* **Brontekst**
☆ ☆ ☆ ☆
Een baby bekijkt de eerste maanden de wereld vanuit
een ‘ongewoon’ gezichtspunt. De kleine ligt de meeste tijd op zijn rug en kijkt
naar het plafond of de lucht. Alleen als hij wordt opgepakt ziet hij de wereld opeens
op een andere manier.
Maar langzaam worden zijn nekspieren sterker en probeert hij rechtop te zitten.
Dit zal niet gelijk lukken. Met wat hulp lukt het hem op rechtop te zitten.
Wordt hij losgelaten, dan zal hij weer snel omvallen.
Na ongeveer drie maanden heeft de kleine de zithouding ontdekt. Dit is ook het
moment waarop de spieren al een stuk sterker zijn geworden. Toch moet dan ook
nog het evenwichtsgevoel mee werken. De komende periode zal hij met twee handen
voor zich zijn lichaam in evenwicht houden. Totdat hij zonder
handen zijn evenwicht kan bewaren.
☆ ☆ ☆ ☆
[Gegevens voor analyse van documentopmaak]
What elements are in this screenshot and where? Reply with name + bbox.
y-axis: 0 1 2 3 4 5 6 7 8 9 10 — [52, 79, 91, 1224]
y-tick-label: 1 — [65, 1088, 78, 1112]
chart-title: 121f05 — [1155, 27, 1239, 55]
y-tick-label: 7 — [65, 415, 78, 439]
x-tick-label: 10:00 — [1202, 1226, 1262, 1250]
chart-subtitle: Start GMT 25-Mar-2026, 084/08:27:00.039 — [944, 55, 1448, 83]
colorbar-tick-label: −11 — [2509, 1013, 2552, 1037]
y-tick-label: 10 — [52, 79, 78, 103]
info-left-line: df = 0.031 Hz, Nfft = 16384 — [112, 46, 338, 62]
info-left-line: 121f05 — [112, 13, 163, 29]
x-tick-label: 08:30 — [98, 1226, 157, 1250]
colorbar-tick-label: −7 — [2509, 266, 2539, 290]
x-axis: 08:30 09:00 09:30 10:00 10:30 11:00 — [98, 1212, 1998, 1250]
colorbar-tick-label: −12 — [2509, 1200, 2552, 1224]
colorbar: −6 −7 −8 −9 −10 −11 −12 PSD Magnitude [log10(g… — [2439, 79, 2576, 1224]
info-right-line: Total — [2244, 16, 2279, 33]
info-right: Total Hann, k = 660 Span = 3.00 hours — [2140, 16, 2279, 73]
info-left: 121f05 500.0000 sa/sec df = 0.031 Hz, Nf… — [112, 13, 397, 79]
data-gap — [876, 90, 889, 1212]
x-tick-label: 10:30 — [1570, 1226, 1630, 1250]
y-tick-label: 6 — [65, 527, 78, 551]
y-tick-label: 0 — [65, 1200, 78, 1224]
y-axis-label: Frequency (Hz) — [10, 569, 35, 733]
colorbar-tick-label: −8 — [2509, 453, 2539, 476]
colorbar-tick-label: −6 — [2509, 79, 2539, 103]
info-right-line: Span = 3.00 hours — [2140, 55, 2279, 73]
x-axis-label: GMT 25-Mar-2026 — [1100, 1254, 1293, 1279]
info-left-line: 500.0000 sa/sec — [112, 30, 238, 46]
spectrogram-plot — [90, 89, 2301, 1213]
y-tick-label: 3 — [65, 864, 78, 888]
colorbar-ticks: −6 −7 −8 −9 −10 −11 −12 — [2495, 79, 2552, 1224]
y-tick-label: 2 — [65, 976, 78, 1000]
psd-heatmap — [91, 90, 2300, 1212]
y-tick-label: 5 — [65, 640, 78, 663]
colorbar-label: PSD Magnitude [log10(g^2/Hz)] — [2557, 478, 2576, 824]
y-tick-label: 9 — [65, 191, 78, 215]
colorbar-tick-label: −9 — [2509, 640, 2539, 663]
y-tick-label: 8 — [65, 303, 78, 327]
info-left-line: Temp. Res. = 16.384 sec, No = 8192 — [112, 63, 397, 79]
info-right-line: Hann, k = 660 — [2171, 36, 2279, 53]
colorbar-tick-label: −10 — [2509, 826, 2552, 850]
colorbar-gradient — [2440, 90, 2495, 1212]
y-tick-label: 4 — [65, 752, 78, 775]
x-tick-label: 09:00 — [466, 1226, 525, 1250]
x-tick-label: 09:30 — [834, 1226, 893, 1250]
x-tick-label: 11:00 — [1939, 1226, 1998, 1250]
☆ ☆ ☆ ☆
* **Opdrachten**
#1 Schrijf uit de tekst over baby's die leren zitten het stuk over dat begint met "Een baby bekijkt" en doorloopt tot en met "evenwicht kan bewaren.".
#2 Zet de tekst over baby's die leren zitten voort na de laatste zin.
De regels zijn apart materiaal en staan los van de tekst over baby's die leren zitten.

* **Antwoorden**
#1
Een baby bekijkt de eerste maanden de wereld vanuit
een ‘ongewoon’ gezichtspunt. De kleine ligt de meeste tijd op zijn rug en kijkt
naar het plafond of de lucht. Alleen als hij wordt opgepakt ziet hij de wereld opeens
op een andere manier.
Maar langzaam worden zijn nekspieren sterker en probeert hij rechtop te zitten.
Dit zal niet gelijk lukken. Met wat hulp lukt het hem op rechtop te zitten.
Wordt hij losgelaten, dan zal hij weer snel omvallen.
Na ongeveer drie maanden heeft de kleine de zithouding ontdekt. Dit is ook het
moment waarop de spieren al een stuk sterker zijn geworden. Toch moet dan ook
nog het evenwichtsgevoel mee werken. De komende periode zal hij met twee handen
voor zich zijn lichaam in evenwicht houden. Totdat hij zonder
handen zijn evenwicht kan bewaren.

#2
Na ongeveer vier tot zeven maanden kunnen de meeste baby’s rechtop zitten, zonder
dat ze hulp krijgen of met twee handen hun lichaam in evenwicht moeten houden. Raak niet ongerust als jouw kindje dat nog niet kan. Er zijn ook baby’s die na acht
maanden zelfstandig kunnen zitten. Langzaam gaat hij nu de wereld om zich heen
ontdekken en ontdekt hij een nieuwe fase: het kruipen.